___ Dataset records ___
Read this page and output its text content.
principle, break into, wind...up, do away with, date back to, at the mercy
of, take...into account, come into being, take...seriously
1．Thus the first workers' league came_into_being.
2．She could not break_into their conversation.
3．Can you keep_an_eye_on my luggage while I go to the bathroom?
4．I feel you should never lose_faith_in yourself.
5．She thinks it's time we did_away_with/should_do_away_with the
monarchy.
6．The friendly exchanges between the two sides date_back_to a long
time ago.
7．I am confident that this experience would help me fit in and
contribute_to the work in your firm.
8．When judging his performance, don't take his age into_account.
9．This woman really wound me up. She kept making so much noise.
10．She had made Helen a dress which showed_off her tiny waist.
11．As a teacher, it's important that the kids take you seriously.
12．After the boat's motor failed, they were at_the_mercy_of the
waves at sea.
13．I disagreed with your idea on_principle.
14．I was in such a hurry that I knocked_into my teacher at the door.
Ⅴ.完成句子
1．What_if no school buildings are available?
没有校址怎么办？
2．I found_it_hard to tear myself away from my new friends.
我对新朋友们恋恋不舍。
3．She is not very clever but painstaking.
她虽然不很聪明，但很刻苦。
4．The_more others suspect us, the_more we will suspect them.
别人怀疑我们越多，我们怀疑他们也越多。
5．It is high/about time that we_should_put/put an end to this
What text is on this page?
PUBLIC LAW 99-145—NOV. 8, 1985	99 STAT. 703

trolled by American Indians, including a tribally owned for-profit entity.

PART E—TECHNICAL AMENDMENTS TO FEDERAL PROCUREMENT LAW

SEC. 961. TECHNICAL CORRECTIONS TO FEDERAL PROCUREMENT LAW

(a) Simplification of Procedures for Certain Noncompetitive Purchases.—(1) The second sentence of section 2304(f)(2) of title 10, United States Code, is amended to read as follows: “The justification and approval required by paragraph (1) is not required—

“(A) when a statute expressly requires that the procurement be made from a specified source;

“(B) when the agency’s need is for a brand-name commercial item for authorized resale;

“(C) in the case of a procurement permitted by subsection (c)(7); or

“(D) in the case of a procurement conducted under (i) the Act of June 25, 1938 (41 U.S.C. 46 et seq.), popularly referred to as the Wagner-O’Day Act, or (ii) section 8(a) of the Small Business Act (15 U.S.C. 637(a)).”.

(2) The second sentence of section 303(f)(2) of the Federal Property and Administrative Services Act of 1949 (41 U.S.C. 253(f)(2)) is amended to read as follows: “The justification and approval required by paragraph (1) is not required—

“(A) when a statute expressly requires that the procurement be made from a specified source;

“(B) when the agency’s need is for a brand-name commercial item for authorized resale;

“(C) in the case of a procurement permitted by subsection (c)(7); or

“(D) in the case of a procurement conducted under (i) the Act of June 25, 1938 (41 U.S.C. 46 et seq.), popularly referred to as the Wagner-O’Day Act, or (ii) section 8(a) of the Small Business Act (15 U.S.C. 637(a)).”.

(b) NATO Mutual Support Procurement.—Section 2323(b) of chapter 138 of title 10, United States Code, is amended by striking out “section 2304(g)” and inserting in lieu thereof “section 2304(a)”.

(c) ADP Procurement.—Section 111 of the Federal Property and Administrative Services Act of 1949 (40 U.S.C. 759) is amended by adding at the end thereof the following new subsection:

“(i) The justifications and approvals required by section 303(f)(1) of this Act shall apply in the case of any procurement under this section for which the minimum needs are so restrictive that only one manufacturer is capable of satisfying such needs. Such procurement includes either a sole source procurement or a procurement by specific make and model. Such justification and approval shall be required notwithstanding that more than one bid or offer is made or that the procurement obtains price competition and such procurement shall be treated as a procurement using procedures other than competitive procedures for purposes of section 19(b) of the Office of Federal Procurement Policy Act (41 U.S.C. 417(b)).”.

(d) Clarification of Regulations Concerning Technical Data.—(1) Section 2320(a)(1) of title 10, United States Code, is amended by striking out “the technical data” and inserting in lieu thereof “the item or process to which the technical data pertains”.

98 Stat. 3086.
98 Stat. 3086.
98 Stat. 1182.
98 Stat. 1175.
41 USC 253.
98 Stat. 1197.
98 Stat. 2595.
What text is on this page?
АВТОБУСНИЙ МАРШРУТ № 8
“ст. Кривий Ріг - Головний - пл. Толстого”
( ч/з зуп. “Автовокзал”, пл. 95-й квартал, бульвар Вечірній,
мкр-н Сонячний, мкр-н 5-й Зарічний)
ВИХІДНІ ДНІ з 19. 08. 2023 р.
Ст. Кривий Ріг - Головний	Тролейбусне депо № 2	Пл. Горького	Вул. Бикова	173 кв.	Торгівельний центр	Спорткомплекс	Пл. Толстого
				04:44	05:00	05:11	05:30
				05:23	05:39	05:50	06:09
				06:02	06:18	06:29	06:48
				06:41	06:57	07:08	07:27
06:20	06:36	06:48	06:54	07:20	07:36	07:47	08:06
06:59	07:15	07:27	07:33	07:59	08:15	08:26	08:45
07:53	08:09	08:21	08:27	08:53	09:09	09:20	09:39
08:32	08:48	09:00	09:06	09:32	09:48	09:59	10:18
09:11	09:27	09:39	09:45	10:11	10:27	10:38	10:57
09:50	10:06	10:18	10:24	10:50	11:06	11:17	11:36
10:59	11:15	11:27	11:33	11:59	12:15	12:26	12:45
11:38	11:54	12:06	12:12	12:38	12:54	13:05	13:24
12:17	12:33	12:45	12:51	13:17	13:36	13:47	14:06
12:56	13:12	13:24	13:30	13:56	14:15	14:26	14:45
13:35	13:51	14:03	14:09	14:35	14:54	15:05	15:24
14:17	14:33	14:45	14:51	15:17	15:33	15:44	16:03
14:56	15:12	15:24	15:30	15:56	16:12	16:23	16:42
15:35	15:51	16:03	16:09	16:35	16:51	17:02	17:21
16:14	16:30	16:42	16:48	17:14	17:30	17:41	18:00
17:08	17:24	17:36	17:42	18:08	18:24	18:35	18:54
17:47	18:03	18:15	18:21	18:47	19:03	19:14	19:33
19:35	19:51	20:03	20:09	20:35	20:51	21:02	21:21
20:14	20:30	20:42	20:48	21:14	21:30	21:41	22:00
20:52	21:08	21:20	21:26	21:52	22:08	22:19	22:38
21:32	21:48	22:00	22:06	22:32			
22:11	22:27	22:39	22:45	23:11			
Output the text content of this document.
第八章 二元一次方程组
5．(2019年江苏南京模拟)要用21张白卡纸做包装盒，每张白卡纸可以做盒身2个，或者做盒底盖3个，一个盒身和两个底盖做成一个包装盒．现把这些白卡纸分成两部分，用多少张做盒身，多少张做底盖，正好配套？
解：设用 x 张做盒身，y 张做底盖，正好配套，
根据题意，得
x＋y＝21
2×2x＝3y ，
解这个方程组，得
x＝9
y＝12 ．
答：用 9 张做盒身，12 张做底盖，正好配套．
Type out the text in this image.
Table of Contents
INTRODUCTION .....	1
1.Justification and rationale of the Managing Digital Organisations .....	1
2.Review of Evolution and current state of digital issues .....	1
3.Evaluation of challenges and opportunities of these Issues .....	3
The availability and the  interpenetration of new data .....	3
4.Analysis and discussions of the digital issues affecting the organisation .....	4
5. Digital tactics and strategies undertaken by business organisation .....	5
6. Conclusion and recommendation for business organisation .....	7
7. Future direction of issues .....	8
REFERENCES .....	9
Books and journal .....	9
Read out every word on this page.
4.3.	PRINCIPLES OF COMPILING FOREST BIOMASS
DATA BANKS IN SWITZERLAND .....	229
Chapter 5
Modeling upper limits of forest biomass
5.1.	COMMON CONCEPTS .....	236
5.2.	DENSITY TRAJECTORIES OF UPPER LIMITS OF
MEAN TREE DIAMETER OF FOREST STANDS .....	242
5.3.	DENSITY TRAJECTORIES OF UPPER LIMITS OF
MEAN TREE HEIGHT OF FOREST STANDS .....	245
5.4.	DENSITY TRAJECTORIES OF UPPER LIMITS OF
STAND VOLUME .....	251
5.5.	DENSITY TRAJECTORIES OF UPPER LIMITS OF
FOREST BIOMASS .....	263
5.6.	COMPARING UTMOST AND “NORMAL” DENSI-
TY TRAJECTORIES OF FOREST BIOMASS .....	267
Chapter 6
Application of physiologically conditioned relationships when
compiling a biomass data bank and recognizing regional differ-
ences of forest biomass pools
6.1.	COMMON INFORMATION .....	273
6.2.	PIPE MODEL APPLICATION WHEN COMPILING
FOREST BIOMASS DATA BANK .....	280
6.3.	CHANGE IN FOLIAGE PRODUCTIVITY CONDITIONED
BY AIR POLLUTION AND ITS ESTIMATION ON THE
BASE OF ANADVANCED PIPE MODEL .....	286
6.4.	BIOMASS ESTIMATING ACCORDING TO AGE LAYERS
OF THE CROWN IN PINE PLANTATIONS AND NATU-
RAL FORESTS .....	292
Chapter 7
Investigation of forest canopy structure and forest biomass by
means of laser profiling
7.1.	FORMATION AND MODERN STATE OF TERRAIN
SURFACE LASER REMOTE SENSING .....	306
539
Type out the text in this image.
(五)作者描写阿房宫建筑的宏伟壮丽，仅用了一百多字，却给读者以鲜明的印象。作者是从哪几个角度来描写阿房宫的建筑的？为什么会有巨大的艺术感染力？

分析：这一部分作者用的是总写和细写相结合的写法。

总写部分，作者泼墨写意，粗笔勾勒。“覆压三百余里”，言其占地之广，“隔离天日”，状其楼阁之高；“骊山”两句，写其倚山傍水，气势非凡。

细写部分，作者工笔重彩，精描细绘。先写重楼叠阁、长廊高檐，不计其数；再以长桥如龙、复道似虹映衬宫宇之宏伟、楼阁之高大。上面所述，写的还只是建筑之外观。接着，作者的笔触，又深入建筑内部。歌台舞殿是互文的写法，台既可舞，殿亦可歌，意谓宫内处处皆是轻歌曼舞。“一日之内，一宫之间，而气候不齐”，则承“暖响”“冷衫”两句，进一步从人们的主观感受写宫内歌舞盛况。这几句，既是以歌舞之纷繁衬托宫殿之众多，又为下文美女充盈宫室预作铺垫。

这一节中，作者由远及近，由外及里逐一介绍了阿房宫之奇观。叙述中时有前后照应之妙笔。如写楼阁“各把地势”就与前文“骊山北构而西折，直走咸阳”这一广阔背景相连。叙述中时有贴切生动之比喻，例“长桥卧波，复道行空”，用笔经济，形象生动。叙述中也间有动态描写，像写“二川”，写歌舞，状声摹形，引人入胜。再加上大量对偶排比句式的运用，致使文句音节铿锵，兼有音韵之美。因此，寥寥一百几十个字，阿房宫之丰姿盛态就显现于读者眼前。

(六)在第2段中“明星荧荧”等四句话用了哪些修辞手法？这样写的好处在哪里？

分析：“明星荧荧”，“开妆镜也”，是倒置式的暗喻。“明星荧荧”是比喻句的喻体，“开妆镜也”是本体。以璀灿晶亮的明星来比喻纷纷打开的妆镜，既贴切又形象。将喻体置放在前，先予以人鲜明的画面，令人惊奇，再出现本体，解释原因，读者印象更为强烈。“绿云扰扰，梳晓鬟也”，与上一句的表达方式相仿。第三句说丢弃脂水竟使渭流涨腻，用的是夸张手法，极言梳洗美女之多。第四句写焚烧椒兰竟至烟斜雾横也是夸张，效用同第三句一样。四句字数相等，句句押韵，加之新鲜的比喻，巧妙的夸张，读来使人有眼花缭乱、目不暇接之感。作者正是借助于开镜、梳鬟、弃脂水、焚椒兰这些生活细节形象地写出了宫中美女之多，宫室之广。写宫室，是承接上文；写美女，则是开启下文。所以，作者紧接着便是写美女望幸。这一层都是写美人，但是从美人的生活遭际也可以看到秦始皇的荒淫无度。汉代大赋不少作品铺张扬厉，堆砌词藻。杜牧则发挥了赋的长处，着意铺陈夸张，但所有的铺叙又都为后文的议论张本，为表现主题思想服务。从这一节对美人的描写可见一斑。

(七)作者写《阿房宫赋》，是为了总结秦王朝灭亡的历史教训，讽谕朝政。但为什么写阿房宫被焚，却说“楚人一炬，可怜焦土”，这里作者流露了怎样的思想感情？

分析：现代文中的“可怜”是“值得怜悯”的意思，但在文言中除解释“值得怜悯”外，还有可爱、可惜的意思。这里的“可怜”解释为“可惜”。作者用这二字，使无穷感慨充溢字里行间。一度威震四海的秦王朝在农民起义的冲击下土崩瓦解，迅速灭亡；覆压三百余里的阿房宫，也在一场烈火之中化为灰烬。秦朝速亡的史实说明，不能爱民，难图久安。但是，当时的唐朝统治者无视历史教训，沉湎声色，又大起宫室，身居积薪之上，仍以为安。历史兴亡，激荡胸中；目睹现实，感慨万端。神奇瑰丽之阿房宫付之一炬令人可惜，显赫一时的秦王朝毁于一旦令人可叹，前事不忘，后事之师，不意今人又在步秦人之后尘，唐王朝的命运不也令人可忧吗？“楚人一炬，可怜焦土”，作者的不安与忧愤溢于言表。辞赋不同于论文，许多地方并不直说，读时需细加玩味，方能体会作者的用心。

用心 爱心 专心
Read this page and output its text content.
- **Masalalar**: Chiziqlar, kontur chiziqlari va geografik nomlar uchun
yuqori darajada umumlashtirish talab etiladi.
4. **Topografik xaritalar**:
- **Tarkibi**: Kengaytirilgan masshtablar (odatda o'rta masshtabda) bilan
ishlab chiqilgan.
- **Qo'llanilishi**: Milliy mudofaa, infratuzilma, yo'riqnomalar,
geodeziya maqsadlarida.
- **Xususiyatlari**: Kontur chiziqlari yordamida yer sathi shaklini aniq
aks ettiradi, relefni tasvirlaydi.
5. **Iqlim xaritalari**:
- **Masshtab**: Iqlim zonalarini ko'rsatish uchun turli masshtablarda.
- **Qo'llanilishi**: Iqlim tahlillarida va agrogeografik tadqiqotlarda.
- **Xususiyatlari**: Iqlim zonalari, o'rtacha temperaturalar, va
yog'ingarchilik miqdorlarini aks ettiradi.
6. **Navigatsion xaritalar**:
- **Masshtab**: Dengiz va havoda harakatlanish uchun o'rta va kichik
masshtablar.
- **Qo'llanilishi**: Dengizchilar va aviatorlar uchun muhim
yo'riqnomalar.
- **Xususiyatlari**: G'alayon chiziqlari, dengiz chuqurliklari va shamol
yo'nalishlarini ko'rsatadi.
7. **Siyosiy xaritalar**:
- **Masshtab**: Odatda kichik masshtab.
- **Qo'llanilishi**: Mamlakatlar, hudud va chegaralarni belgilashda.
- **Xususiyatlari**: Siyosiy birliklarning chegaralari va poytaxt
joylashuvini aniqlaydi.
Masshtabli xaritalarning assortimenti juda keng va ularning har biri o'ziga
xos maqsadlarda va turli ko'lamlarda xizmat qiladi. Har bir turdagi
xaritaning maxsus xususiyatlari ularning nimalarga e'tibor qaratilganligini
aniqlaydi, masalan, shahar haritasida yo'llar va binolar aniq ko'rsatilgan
___
Determine how many lines of the listing hold the word "Siyosiy" and reply with that figure alone.

Solution to this problem. 2